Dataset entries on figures
* Begin *

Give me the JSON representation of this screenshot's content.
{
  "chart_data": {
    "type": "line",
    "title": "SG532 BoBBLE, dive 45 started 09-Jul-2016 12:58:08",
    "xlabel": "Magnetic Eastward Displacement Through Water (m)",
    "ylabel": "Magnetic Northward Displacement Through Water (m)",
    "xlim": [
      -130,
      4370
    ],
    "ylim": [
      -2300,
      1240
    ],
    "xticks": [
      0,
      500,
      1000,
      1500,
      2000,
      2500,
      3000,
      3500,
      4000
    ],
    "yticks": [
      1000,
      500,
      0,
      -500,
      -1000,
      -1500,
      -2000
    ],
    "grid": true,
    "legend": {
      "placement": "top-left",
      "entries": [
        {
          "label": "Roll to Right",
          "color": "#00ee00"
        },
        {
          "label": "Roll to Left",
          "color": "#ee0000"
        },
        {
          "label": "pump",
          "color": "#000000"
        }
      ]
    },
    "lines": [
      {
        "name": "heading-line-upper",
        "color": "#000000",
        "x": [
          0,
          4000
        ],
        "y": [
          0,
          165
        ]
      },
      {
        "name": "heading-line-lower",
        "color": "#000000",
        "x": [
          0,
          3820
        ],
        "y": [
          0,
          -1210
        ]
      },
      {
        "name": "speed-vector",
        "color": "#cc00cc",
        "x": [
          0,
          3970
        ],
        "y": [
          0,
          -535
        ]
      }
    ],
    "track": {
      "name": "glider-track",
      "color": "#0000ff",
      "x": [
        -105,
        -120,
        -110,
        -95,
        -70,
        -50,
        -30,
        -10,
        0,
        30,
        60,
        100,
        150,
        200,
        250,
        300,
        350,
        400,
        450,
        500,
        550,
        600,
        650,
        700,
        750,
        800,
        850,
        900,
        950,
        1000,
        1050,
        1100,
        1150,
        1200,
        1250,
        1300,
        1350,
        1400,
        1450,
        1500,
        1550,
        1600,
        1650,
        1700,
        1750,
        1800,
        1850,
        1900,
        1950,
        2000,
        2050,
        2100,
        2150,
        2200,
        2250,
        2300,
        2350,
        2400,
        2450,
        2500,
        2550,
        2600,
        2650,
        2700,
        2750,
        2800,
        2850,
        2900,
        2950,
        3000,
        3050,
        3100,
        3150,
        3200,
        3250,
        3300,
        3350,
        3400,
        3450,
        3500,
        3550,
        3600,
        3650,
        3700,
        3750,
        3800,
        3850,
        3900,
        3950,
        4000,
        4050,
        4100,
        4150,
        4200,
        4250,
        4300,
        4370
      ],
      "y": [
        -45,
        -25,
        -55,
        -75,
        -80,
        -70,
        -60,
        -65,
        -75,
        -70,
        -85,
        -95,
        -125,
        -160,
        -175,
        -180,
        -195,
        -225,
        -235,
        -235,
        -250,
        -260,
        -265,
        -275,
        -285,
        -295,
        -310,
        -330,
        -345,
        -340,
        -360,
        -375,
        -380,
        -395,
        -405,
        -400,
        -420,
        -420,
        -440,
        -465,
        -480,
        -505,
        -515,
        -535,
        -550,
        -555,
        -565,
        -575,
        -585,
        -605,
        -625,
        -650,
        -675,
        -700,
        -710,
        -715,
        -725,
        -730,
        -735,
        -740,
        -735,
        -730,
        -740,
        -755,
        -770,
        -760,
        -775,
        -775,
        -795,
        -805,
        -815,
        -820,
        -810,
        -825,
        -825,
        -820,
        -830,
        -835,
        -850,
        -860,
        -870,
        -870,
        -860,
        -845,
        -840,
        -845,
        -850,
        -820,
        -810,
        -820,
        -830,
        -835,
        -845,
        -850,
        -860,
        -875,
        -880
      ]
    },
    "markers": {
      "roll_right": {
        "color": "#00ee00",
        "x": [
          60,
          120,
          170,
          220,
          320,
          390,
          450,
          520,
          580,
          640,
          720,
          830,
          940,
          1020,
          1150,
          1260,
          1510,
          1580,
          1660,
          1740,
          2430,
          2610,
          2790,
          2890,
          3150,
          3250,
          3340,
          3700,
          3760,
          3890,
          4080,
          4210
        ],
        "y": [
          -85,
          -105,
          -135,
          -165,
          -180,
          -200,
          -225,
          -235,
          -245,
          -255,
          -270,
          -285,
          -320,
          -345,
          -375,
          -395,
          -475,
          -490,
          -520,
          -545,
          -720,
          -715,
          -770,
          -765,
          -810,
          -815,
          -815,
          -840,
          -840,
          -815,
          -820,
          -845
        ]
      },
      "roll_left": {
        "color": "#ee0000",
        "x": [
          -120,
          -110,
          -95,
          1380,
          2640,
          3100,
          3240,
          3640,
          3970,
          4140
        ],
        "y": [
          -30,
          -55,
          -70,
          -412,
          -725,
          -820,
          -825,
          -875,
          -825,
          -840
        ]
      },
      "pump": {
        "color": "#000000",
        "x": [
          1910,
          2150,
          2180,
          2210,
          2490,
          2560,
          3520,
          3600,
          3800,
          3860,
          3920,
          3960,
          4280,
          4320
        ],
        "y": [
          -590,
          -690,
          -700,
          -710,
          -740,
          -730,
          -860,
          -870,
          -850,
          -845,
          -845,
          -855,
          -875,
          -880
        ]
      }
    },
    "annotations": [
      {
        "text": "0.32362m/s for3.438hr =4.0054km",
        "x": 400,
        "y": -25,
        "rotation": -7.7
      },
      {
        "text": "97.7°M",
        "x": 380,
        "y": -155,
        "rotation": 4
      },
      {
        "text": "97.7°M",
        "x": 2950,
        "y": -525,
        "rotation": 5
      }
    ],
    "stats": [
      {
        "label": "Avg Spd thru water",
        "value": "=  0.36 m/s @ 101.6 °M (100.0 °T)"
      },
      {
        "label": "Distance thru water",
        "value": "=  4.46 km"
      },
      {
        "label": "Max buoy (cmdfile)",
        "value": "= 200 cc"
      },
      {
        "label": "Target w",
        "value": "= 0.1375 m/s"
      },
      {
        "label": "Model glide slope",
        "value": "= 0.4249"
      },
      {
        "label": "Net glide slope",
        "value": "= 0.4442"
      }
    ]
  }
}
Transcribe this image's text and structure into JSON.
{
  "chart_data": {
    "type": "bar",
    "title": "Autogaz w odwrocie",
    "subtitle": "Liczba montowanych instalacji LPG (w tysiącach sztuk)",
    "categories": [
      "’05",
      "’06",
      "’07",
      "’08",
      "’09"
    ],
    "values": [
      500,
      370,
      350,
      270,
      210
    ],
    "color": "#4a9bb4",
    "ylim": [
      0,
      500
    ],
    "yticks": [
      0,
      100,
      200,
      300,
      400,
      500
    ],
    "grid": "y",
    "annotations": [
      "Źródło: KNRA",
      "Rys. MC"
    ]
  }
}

* End *

» **Set task**
Extract the complete set of records unchanged.

» **The output**
Give me the JSON representation of this screenshot's content.
{
  "chart_data": {
    "type": "line",
    "title": "SG532 BoBBLE, dive 45 started 09-Jul-2016 12:58:08",
    "xlabel": "Magnetic Eastward Displacement Through Water (m)",
    "ylabel": "Magnetic Northward Displacement Through Water (m)",
    "xlim": [
      -130,
      4370
    ],
    "ylim": [
      -2300,
      1240
    ],
    "xticks": [
      0,
      500,
      1000,
      1500,
      2000,
      2500,
      3000,
      3500,
      4000
    ],
    "yticks": [
      1000,
      500,
      0,
      -500,
      -1000,
      -1500,
      -2000
    ],
    "grid": true,
    "legend": {
      "placement": "top-left",
      "entries": [
        {
          "label": "Roll to Right",
          "color": "#00ee00"
        },
        {
          "label": "Roll to Left",
          "color": "#ee0000"
        },
        {
          "label": "pump",
          "color": "#000000"
        }
      ]
    },
    "lines": [
      {
        "name": "heading-line-upper",
        "color": "#000000",
        "x": [
          0,
          4000
        ],
        "y": [
          0,
          165
        ]
      },
      {
        "name": "heading-line-lower",
        "color": "#000000",
        "x": [
          0,
          3820
        ],
        "y": [
          0,
          -1210
        ]
      },
      {
        "name": "speed-vector",
        "color": "#cc00cc",
        "x": [
          0,
          3970
        ],
        "y": [
          0,
          -535
        ]
      }
    ],
    "track": {
      "name": "glider-track",
      "color": "#0000ff",
      "x": [
        -105,
        -120,
        -110,
        -95,
        -70,
        -50,
        -30,
        -10,
        0,
        30,
        60,
        100,
        150,
        200,
        250,
        300,
        350,
        400,
        450,
        500,
        550,
        600,
        650,
        700,
        750,
        800,
        850,
        900,
        950,
        1000,
        1050,
        1100,
        1150,
        1200,
        1250,
        1300,
        1350,
        1400,
        1450,
        1500,
        1550,
        1600,
        1650,
        1700,
        1750,
        1800,
        1850,
        1900,
        1950,
        2000,
        2050,
        2100,
        2150,
        2200,
        2250,
        2300,
        2350,
        2400,
        2450,
        2500,
        2550,
        2600,
        2650,
        2700,
        2750,
        2800,
        2850,
        2900,
        2950,
        3000,
        3050,
        3100,
        3150,
        3200,
        3250,
        3300,
        3350,
        3400,
        3450,
        3500,
        3550,
        3600,
        3650,
        3700,
        3750,
        3800,
        3850,
        3900,
        3950,
        4000,
        4050,
        4100,
        4150,
        4200,
        4250,
        4300,
        4370
      ],
      "y": [
        -45,
        -25,
        -55,
        -75,
        -80,
        -70,
        -60,
        -65,
        -75,
        -70,
        -85,
        -95,
        -125,
        -160,
        -175,
        -180,
        -195,
        -225,
        -235,
        -235,
        -250,
        -260,
        -265,
        -275,
        -285,
        -295,
        -310,
        -330,
        -345,
        -340,
        -360,
        -375,
        -380,
        -395,
        -405,
        -400,
        -420,
        -420,
        -440,
        -465,
        -480,
        -505,
        -515,
        -535,
        -550,
        -555,
        -565,
        -575,
        -585,
        -605,
        -625,
        -650,
        -675,
        -700,
        -710,
        -715,
        -725,
        -730,
        -735,
        -740,
        -735,
        -730,
        -740,
        -755,
        -770,
        -760,
        -775,
        -775,
        -795,
        -805,
        -815,
        -820,
        -810,
        -825,
        -825,
        -820,
        -830,
        -835,
        -850,
        -860,
        -870,
        -870,
        -860,
        -845,
        -840,
        -845,
        -850,
        -820,
        -810,
        -820,
        -830,
        -835,
        -845,
        -850,
        -860,
        -875,
        -880
      ]
    },
    "markers": {
      "roll_right": {
        "color": "#00ee00",
        "x": [
          60,
          120,
          170,
          220,
          320,
          390,
          450,
          520,
          580,
          640,
          720,
          830,
          940,
          1020,
          1150,
          1260,
          1510,
          1580,
          1660,
          1740,
          2430,
          2610,
          2790,
          2890,
          3150,
          3250,
          3340,
          3700,
          3760,
          3890,
          4080,
          4210
        ],
        "y": [
          -85,
          -105,
          -135,
          -165,
          -180,
          -200,
          -225,
          -235,
          -245,
          -255,
          -270,
          -285,
          -320,
          -345,
          -375,
          -395,
          -475,
          -490,
          -520,
          -545,
          -720,
          -715,
          -770,
          -765,
          -810,
          -815,
          -815,
          -840,
          -840,
          -815,
          -820,
          -845
        ]
      },
      "roll_left": {
        "color": "#ee0000",
        "x": [
          -120,
          -110,
          -95,
          1380,
          2640,
          3100,
          3240,
          3640,
          3970,
          4140
        ],
        "y": [
          -30,
          -55,
          -70,
          -412,
          -725,
          -820,
          -825,
          -875,
          -825,
          -840
        ]
      },
      "pump": {
        "color": "#000000",
        "x": [
          1910,
          2150,
          2180,
          2210,
          2490,
          2560,
          3520,
          3600,
          3800,
          3860,
          3920,
          3960,
          4280,
          4320
        ],
        "y": [
          -590,
          -690,
          -700,
          -710,
          -740,
          -730,
          -860,
          -870,
          -850,
          -845,
          -845,
          -855,
          -875,
          -880
        ]
      }
    },
    "annotations": [
      {
        "text": "0.32362m/s for3.438hr =4.0054km",
        "x": 400,
        "y": -25,
        "rotation": -7.7
      },
      {
        "text": "97.7°M",
        "x": 380,
        "y": -155,
        "rotation": 4
      },
      {
        "text": "97.7°M",
        "x": 2950,
        "y": -525,
        "rotation": 5
      }
    ],
    "stats": [
      {
        "label": "Avg Spd thru water",
        "value": "=  0.36 m/s @ 101.6 °M (100.0 °T)"
      },
      {
        "label": "Distance thru water",
        "value": "=  4.46 km"
      },
      {
        "label": "Max buoy (cmdfile)",
        "value": "= 200 cc"
      },
      {
        "label": "Target w",
        "value": "= 0.1375 m/s"
      },
      {
        "label": "Model glide slope",
        "value": "= 0.4249"
      },
      {
        "label": "Net glide slope",
        "value": "= 0.4442"
      }
    ]
  }
}
Transcribe this image's text and structure into JSON.
{
  "chart_data": {
    "type": "bar",
    "title": "Autogaz w odwrocie",
    "subtitle": "Liczba montowanych instalacji LPG (w tysiącach sztuk)",
    "categories": [
      "’05",
      "’06",
      "’07",
      "’08",
      "’09"
    ],
    "values": [
      500,
      370,
      350,
      270,
      210
    ],
    "color": "#4a9bb4",
    "ylim": [
      0,
      500
    ],
    "yticks": [
      0,
      100,
      200,
      300,
      400,
      500
    ],
    "grid": "y",
    "annotations": [
      "Źródło: KNRA",
      "Rys. MC"
    ]
  }
}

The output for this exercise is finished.